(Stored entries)
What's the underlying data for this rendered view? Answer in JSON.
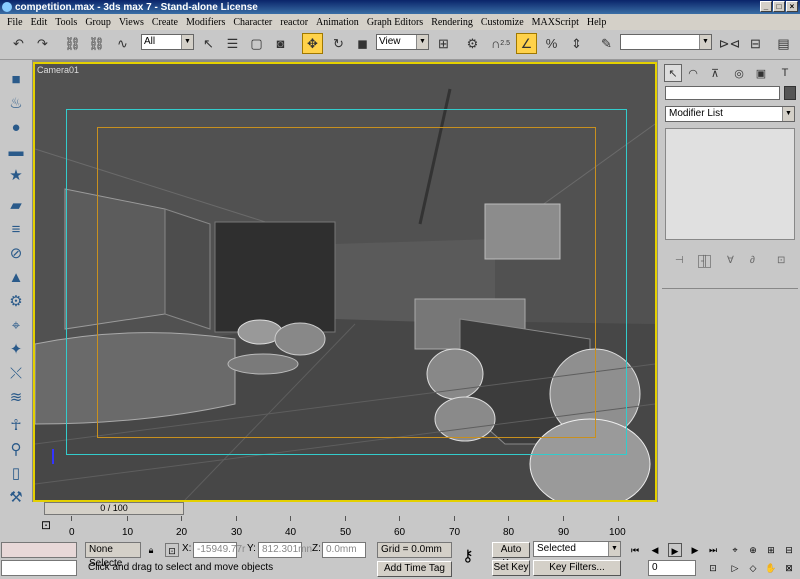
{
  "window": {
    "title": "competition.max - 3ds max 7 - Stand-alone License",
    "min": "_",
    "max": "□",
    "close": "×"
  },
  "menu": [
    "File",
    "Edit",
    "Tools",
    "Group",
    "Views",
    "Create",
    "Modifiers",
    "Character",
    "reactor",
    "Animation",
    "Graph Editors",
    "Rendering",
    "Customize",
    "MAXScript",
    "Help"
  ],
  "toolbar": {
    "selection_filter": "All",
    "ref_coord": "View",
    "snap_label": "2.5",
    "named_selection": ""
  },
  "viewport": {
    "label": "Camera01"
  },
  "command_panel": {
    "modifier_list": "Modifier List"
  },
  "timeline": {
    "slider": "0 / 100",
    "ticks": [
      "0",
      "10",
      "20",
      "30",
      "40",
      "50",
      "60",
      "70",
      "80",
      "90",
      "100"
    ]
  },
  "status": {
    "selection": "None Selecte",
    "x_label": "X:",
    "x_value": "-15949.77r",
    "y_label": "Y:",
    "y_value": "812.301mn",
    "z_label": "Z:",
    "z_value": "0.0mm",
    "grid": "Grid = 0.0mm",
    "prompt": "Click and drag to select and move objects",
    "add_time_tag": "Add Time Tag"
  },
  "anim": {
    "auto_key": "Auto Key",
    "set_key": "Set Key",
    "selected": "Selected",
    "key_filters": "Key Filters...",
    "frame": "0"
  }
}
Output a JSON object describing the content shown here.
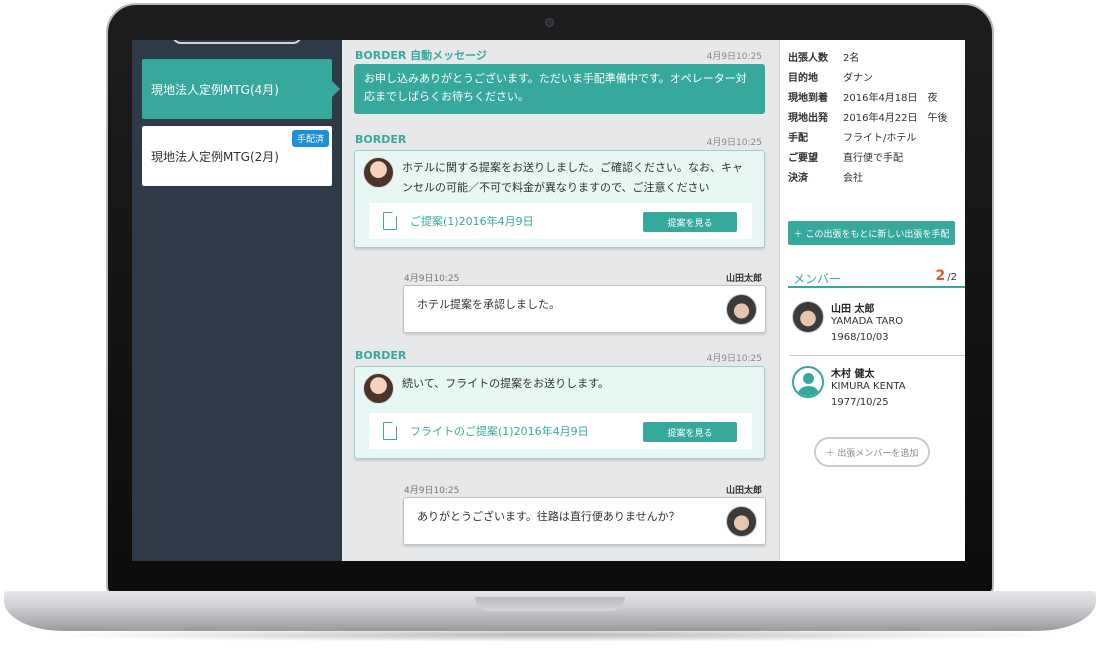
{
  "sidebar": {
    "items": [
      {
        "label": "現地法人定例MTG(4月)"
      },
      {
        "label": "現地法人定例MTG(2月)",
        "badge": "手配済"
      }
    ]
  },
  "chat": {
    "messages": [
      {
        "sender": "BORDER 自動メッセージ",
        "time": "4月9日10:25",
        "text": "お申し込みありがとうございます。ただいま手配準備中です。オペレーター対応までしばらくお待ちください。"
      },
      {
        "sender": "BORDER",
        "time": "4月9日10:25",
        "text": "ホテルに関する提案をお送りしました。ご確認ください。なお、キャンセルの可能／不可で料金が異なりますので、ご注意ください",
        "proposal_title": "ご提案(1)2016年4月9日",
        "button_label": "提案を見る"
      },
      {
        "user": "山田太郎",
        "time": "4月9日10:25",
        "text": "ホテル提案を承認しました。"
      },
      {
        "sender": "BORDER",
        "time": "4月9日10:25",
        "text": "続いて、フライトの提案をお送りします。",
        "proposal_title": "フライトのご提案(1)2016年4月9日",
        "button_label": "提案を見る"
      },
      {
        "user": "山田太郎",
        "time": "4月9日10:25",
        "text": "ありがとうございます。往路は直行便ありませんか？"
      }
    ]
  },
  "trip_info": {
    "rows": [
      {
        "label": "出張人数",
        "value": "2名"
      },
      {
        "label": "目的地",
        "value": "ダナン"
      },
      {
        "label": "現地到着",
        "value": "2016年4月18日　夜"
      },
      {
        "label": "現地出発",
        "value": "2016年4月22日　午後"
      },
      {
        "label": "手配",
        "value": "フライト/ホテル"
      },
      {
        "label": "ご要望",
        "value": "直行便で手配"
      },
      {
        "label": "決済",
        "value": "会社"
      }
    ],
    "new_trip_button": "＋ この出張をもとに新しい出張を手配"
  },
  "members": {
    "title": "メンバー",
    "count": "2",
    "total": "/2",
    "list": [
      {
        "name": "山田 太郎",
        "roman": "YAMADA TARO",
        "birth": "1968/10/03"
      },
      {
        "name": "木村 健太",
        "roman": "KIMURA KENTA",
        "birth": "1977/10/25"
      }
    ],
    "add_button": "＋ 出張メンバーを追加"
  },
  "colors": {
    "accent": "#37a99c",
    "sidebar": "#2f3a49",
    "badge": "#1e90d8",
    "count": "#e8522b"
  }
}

Exercise instructions :: Print out every entry above without changing a word, and leave out the pictures.

Response for this exercise ::
What's the underlying data for this rendered view? Answer in JSON.
{
  "window": {
    "title": "competition.max - 3ds max 7 - Stand-alone License",
    "min": "_",
    "max": "□",
    "close": "×"
  },
  "menu": [
    "File",
    "Edit",
    "Tools",
    "Group",
    "Views",
    "Create",
    "Modifiers",
    "Character",
    "reactor",
    "Animation",
    "Graph Editors",
    "Rendering",
    "Customize",
    "MAXScript",
    "Help"
  ],
  "toolbar": {
    "selection_filter": "All",
    "ref_coord": "View",
    "snap_label": "2.5",
    "named_selection": ""
  },
  "viewport": {
    "label": "Camera01"
  },
  "command_panel": {
    "modifier_list": "Modifier List"
  },
  "timeline": {
    "slider": "0 / 100",
    "ticks": [
      "0",
      "10",
      "20",
      "30",
      "40",
      "50",
      "60",
      "70",
      "80",
      "90",
      "100"
    ]
  },
  "status": {
    "selection": "None Selecte",
    "x_label": "X:",
    "x_value": "-15949.77r",
    "y_label": "Y:",
    "y_value": "812.301mn",
    "z_label": "Z:",
    "z_value": "0.0mm",
    "grid": "Grid = 0.0mm",
    "prompt": "Click and drag to select and move objects",
    "add_time_tag": "Add Time Tag"
  },
  "anim": {
    "auto_key": "Auto Key",
    "set_key": "Set Key",
    "selected": "Selected",
    "key_filters": "Key Filters...",
    "frame": "0"
  }
}
Output a JSON object describing the content shown here.
{
  "sidebar": {
    "items": [
      {
        "label": "現地法人定例MTG(4月)"
      },
      {
        "label": "現地法人定例MTG(2月)",
        "badge": "手配済"
      }
    ]
  },
  "chat": {
    "messages": [
      {
        "sender": "BORDER 自動メッセージ",
        "time": "4月9日10:25",
        "text": "お申し込みありがとうございます。ただいま手配準備中です。オペレーター対応までしばらくお待ちください。"
      },
      {
        "sender": "BORDER",
        "time": "4月9日10:25",
        "text": "ホテルに関する提案をお送りしました。ご確認ください。なお、キャンセルの可能／不可で料金が異なりますので、ご注意ください",
        "proposal_title": "ご提案(1)2016年4月9日",
        "button_label": "提案を見る"
      },
      {
        "user": "山田太郎",
        "time": "4月9日10:25",
        "text": "ホテル提案を承認しました。"
      },
      {
        "sender": "BORDER",
        "time": "4月9日10:25",
        "text": "続いて、フライトの提案をお送りします。",
        "proposal_title": "フライトのご提案(1)2016年4月9日",
        "button_label": "提案を見る"
      },
      {
        "user": "山田太郎",
        "time": "4月9日10:25",
        "text": "ありがとうございます。往路は直行便ありませんか？"
      }
    ]
  },
  "trip_info": {
    "rows": [
      {
        "label": "出張人数",
        "value": "2名"
      },
      {
        "label": "目的地",
        "value": "ダナン"
      },
      {
        "label": "現地到着",
        "value": "2016年4月18日　夜"
      },
      {
        "label": "現地出発",
        "value": "2016年4月22日　午後"
      },
      {
        "label": "手配",
        "value": "フライト/ホテル"
      },
      {
        "label": "ご要望",
        "value": "直行便で手配"
      },
      {
        "label": "決済",
        "value": "会社"
      }
    ],
    "new_trip_button": "＋ この出張をもとに新しい出張を手配"
  },
  "members": {
    "title": "メンバー",
    "count": "2",
    "total": "/2",
    "list": [
      {
        "name": "山田 太郎",
        "roman": "YAMADA TARO",
        "birth": "1968/10/03"
      },
      {
        "name": "木村 健太",
        "roman": "KIMURA KENTA",
        "birth": "1977/10/25"
      }
    ],
    "add_button": "＋ 出張メンバーを追加"
  },
  "colors": {
    "accent": "#37a99c",
    "sidebar": "#2f3a49",
    "badge": "#1e90d8",
    "count": "#e8522b"
  }
}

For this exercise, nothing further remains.